Task brief -
Answer these questions about the forum thread:
1. According to PhilG, what did the man put on his account for all to see?
2. What does cwaring say "There's nothing impressive about it" is called?
3. What date appears next to Humidor's name?

Page excerpt -
Would that be SO hard to do??

I don't think so - THAT's what's really irritating


----------



## Jo.Cassady (Jul 21, 2002)

LarryDavid said:


> *Are you mental? He's a VP, not some hapless bottom rung employee.* If I had left my Facebook account open to public messages, I wouldn't be surprised if someone sent me a message, and if that bothered me, I'd delete it and turn it off, which he did, and I doubt he shed any tears over it.



hahahahahahahahahahahahahahaha, so true , so true <3


----------



## cwaring (Feb 12, 2002)

Humidor said:


> If that's all you took from my message then you have more to worry about than I thought.


What else was there other than one big insult? 

I actually have _nothing_ to worry about. Well, okay, I do. But it's all personal stuff that I have no wish to share with the community on here.



LarryDavid said:


> Whatever I decide to do, I do, and I think you two are pretty deluded if you think that people suddenly realise the error of their ways when faced with such impressive intellect and reasoning as you two provide!


There's nothing impressive about it. It's called common decency. You would do well to show some.


----------



## Humidor (Nov 26, 2007)

cwaring said:


> What else was there other than one big insult?


If that's how you interpret my comment then you are obviously not as intelligent or incisive as you think you are.


----------



## VirginMediaPhil (Nov 27, 2009)

PhilG said:


> I think "tracking down" is a bit of an overstatement - I searched for his name, and there he was. He even put his current job and job title for all to see so it was hardly a secret account!


Oh, I see. I wouldn't normally put that in public, which is a stupid thing for him to do. Fair dos if it was that easy to find. I thought you'd really gone and tried to dig down for his account somehow.

Records from a dataset
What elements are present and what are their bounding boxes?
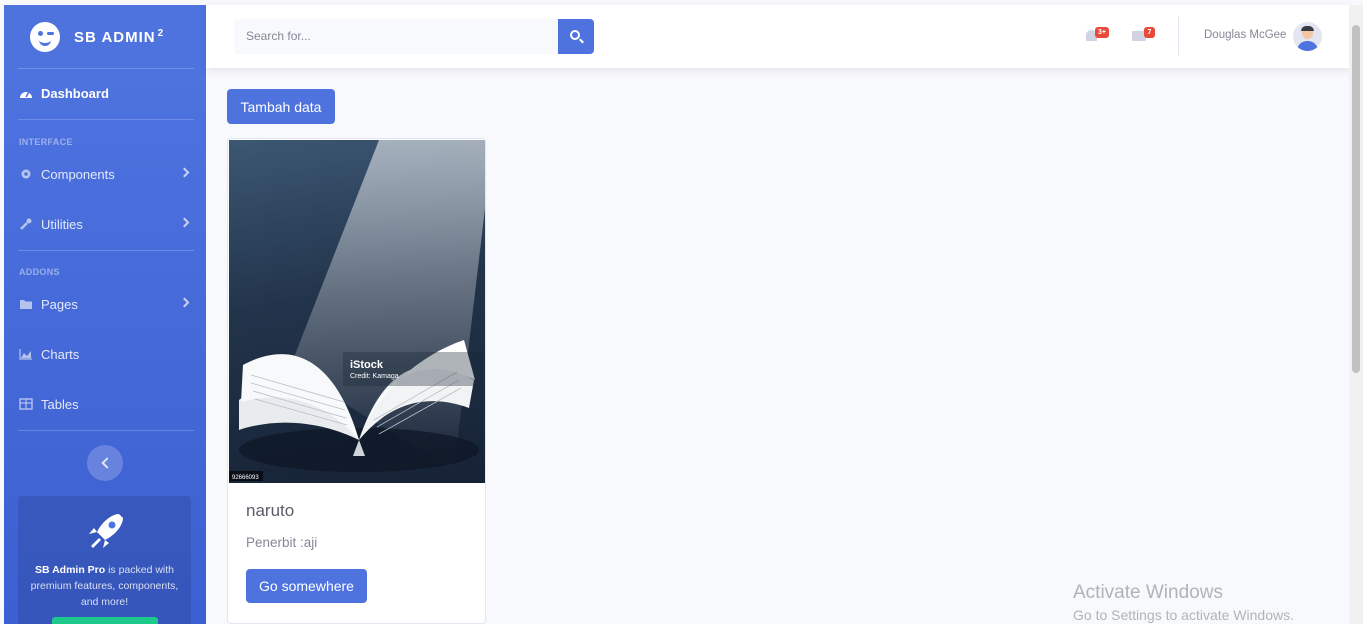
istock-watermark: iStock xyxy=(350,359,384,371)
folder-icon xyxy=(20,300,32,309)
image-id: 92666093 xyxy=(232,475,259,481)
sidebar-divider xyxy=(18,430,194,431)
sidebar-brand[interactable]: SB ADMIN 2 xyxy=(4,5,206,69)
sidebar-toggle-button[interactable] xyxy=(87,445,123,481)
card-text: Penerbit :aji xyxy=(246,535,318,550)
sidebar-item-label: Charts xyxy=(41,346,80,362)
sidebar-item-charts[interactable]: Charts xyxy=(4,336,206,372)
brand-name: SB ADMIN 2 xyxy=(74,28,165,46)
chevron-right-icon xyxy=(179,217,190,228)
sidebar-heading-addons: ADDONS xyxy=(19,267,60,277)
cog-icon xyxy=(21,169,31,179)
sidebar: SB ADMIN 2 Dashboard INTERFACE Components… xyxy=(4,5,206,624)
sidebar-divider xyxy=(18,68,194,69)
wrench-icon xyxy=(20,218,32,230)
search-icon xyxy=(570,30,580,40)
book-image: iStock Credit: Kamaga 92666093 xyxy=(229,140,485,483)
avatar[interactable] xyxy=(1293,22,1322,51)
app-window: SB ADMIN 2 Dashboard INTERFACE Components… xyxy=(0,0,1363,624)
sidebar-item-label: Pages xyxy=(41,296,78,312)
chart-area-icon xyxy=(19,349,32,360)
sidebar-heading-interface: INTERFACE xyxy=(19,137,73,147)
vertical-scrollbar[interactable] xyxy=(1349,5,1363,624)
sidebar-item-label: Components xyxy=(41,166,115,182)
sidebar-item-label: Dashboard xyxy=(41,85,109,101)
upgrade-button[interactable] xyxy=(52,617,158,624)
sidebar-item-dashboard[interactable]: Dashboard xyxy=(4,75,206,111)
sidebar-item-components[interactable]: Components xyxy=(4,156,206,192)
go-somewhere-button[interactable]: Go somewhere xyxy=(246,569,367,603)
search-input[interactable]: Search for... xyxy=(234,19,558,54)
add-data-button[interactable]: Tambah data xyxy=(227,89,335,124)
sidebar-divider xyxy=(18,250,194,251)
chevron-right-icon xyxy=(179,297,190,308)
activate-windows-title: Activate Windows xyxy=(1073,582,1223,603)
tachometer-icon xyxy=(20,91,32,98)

Exercise result -
1. His current job and job title.
2. Common decency.
3. Nov 26, 2007.